> [Task objective]: Write out every entry exactly as given, but omit the pictures.

===============

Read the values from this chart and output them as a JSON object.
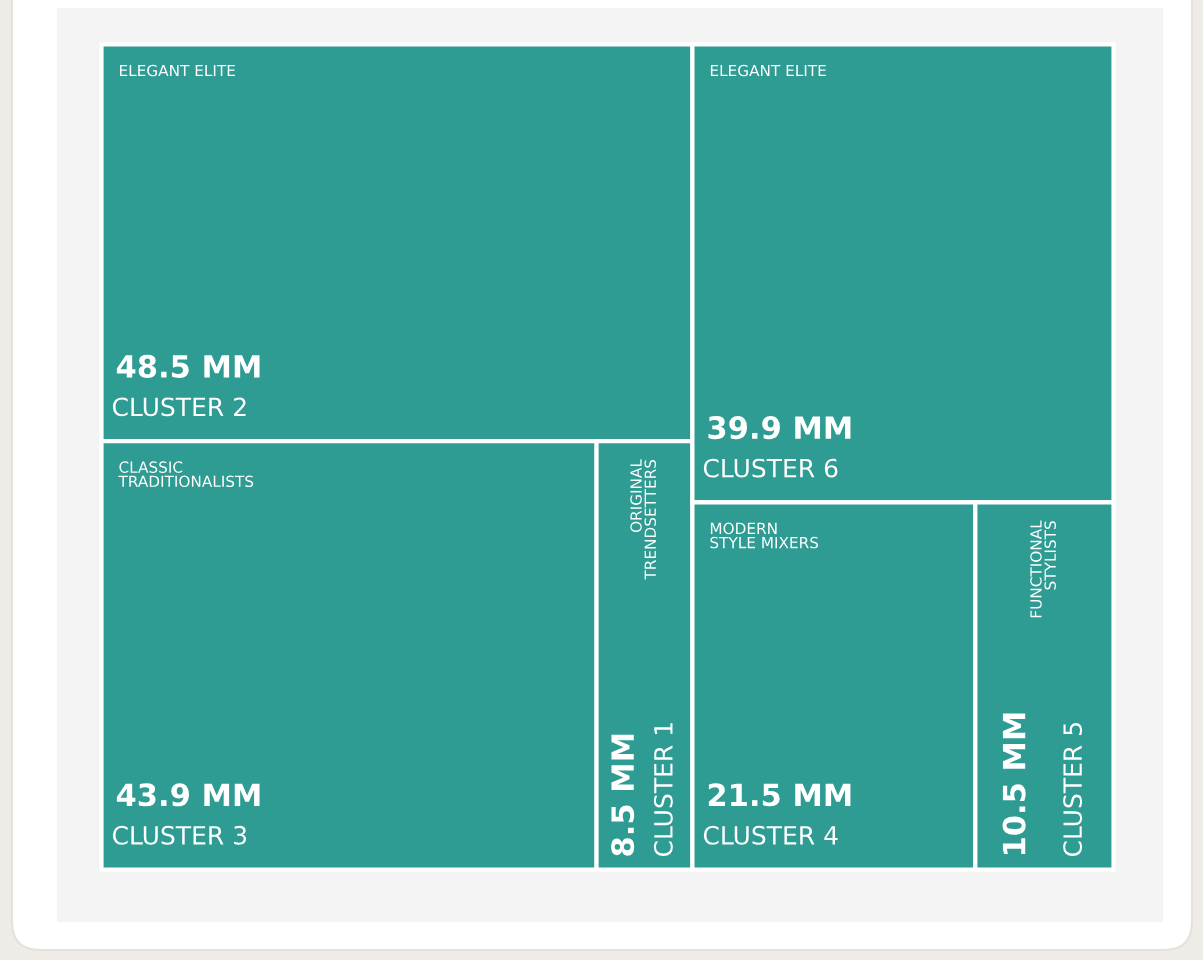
{
  "chart_data": {
    "type": "other",
    "categories": [
      "CLUSTER 2",
      "CLUSTER 3",
      "CLUSTER 1",
      "CLUSTER 6",
      "CLUSTER 4",
      "CLUSTER 5"
    ],
    "values": [
      48.5,
      43.9,
      8.5,
      39.9,
      21.5,
      10.5
    ],
    "value_labels": [
      "48.5 MM",
      "43.9 MM",
      "8.5 MM",
      "39.9 MM",
      "21.5 MM",
      "10.5 MM"
    ],
    "annotations": [
      "ELEGANT ELITE",
      "CLASSIC\nTRADITIONALISTS",
      "ORIGINAL\nTRENDSETTERS",
      "ELEGANT ELITE",
      "MODERN\nSTYLE MIXERS",
      "FUNCTIONAL\nSTYLISTS"
    ],
    "color": "#2f9c94"
  }
}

===============

> [Completed task]:
Read the values from this chart and output them as a JSON object.
{
  "chart_data": {
    "type": "other",
    "categories": [
      "CLUSTER 2",
      "CLUSTER 3",
      "CLUSTER 1",
      "CLUSTER 6",
      "CLUSTER 4",
      "CLUSTER 5"
    ],
    "values": [
      48.5,
      43.9,
      8.5,
      39.9,
      21.5,
      10.5
    ],
    "value_labels": [
      "48.5 MM",
      "43.9 MM",
      "8.5 MM",
      "39.9 MM",
      "21.5 MM",
      "10.5 MM"
    ],
    "annotations": [
      "ELEGANT ELITE",
      "CLASSIC\nTRADITIONALISTS",
      "ORIGINAL\nTRENDSETTERS",
      "ELEGANT ELITE",
      "MODERN\nSTYLE MIXERS",
      "FUNCTIONAL\nSTYLISTS"
    ],
    "color": "#2f9c94"
  }
}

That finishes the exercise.